**** THE INPUT ****

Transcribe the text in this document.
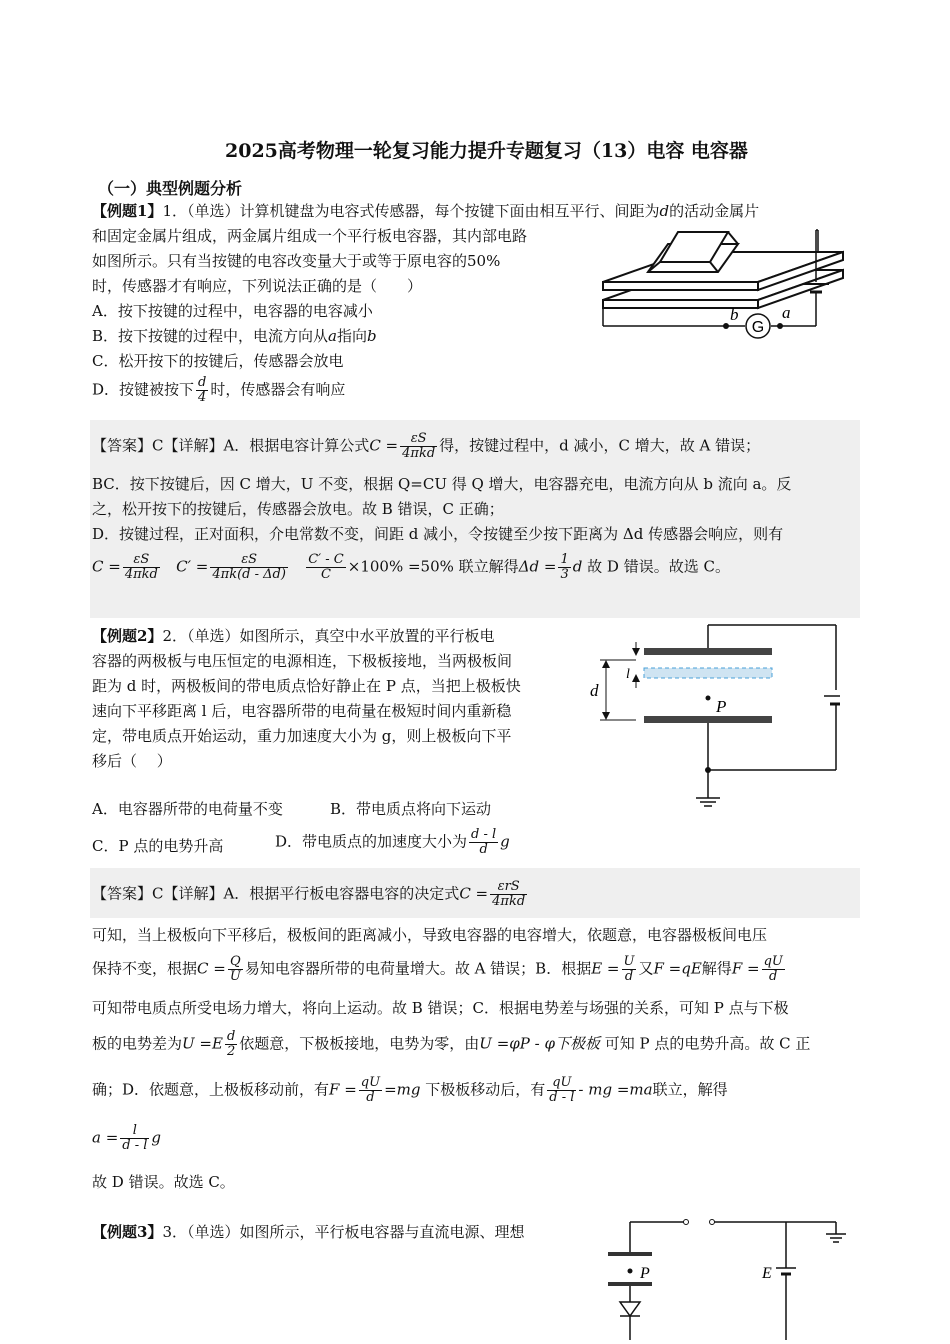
2025高考物理一轮复习能力提升专题复习（13）电容 电容器
（一）典型例题分析
【例题1】1．（单选）计算机键盘为电容式传感器，每个按键下面由相互平行、间距为d的活动金属片
和固定金属片组成，两金属片组成一个平行板电容器，其内部电路
如图所示。只有当按键的电容改变量大于或等于原电容的50%
时，传感器才有响应，下列说法正确的是（　　）
A．按下按键的过程中，电容器的电容减小
B．按下按键的过程中，电流方向从a指向b
C．松开按下的按键后，传感器会放电
D．按键被按下 $\frac{d}{4}$ 时，传感器会有响应
G
b	a
【答案】C【详解】A．根据电容计算公式$C = \frac{\varepsilon S}{\text{4πkd}}$ 得，按键过程中，d 减小，C 增大，故 A 错误；
BC．按下按键后，因 C 增大，U 不变，根据 Q=CU 得 Q 增大，电容器充电，电流方向从 b 流向 a。反
之，松开按下的按键后，传感器会放电。故 B 错误，C 正确；
D．按键过程，正对面积，介电常数不变，间距 d 减小，令按键至少按下距离为 Δd 传感器会响应，则有
$C = \frac{\varepsilon S}{\text{4πkd}} C' = \frac{\varepsilon S}{4\pi k(d - \Delta d)}$
$\frac{C' - C}{C} \times 100\% =50\%$ 联立解得$\Delta d = \frac{1}{3}$ d 故 D 错误。故选 C。
【例题2】2．（单选）如图所示，真空中水平放置的平行板电
容器的两极板与电压恒定的电源相连，下极板接地，当两极板间
距为 d 时，两极板间的带电质点恰好静止在 P 点，当把上极板快
速向下平移距离 l 后，电容器所带的电荷量在极短时间内重新稳
定，带电质点开始运动，重力加速度大小为 g，则上极板向下平
移后（　 ）
A．电容器所带的电荷量不变	B．带电质点将向下运动
C．P 点的电势升高	D．带电质点的加速度大小为 $\frac{d - l}{d}$ g
P
d
l
【答案】C【详解】A．根据平行板电容器电容的决定式$C = \frac{\text{εrS}}{\text{4πkd}}$
可知，当上极板向下平移后，极板间的距离减小，导致电容器的电容增大，依题意，电容器极板间电压
保持不变，根据$C = \frac{Q}{U}$ 易知电容器所带的电荷量增大。故 A 错误；B．根据$E = \frac{U}{d}$ 又F =qE解得$F = \frac{qU}{d}$
可知带电质点所受电场力增大，将向上运动。故 B 错误；C．根据电势差与场强的关系，可知 P 点与下极
板的电势差为$U =E \frac{d}{2}$ 依题意，下极板接地，电势为零，由U =φP - φ下极板 可知 P 点的电势升高。故 C 正
确；D．依题意，上极板移动前，有$F = \frac{qU}{d} =mg$ 下极板移动后，有 $\frac{qU}{d - l}$ - mg =ma联立，解得
$a = \frac{l}{d - l}$ g
故 D 错误。故选 C。
【例题3】3．（单选）如图所示，平行板电容器与直流电源、理想
P	E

****

TO BE DONE - Pictures are excluded; repeat every record exactly.

OUTPUT OF THE EXERCISE -
Transcribe the text in this document.
2025高考物理一轮复习能力提升专题复习（13）电容 电容器
（一）典型例题分析
【例题1】1．（单选）计算机键盘为电容式传感器，每个按键下面由相互平行、间距为d的活动金属片
和固定金属片组成，两金属片组成一个平行板电容器，其内部电路
如图所示。只有当按键的电容改变量大于或等于原电容的50%
时，传感器才有响应，下列说法正确的是（　　）
A．按下按键的过程中，电容器的电容减小
B．按下按键的过程中，电流方向从a指向b
C．松开按下的按键后，传感器会放电
D．按键被按下 $\frac{d}{4}$ 时，传感器会有响应
G
b	a
【答案】C【详解】A．根据电容计算公式$C = \frac{\varepsilon S}{\text{4πkd}}$ 得，按键过程中，d 减小，C 增大，故 A 错误；
BC．按下按键后，因 C 增大，U 不变，根据 Q=CU 得 Q 增大，电容器充电，电流方向从 b 流向 a。反
之，松开按下的按键后，传感器会放电。故 B 错误，C 正确；
D．按键过程，正对面积，介电常数不变，间距 d 减小，令按键至少按下距离为 Δd 传感器会响应，则有
$C = \frac{\varepsilon S}{\text{4πkd}} C' = \frac{\varepsilon S}{4\pi k(d - \Delta d)}$
$\frac{C' - C}{C} \times 100\% =50\%$ 联立解得$\Delta d = \frac{1}{3}$ d 故 D 错误。故选 C。
【例题2】2．（单选）如图所示，真空中水平放置的平行板电
容器的两极板与电压恒定的电源相连，下极板接地，当两极板间
距为 d 时，两极板间的带电质点恰好静止在 P 点，当把上极板快
速向下平移距离 l 后，电容器所带的电荷量在极短时间内重新稳
定，带电质点开始运动，重力加速度大小为 g，则上极板向下平
移后（　 ）
A．电容器所带的电荷量不变	B．带电质点将向下运动
C．P 点的电势升高	D．带电质点的加速度大小为 $\frac{d - l}{d}$ g
P
d
l
【答案】C【详解】A．根据平行板电容器电容的决定式$C = \frac{\text{εrS}}{\text{4πkd}}$
可知，当上极板向下平移后，极板间的距离减小，导致电容器的电容增大，依题意，电容器极板间电压
保持不变，根据$C = \frac{Q}{U}$ 易知电容器所带的电荷量增大。故 A 错误；B．根据$E = \frac{U}{d}$ 又F =qE解得$F = \frac{qU}{d}$
可知带电质点所受电场力增大，将向上运动。故 B 错误；C．根据电势差与场强的关系，可知 P 点与下极
板的电势差为$U =E \frac{d}{2}$ 依题意，下极板接地，电势为零，由U =φP - φ下极板 可知 P 点的电势升高。故 C 正
确；D．依题意，上极板移动前，有$F = \frac{qU}{d} =mg$ 下极板移动后，有 $\frac{qU}{d - l}$ - mg =ma联立，解得
$a = \frac{l}{d - l}$ g
故 D 错误。故选 C。
【例题3】3．（单选）如图所示，平行板电容器与直流电源、理想
P	E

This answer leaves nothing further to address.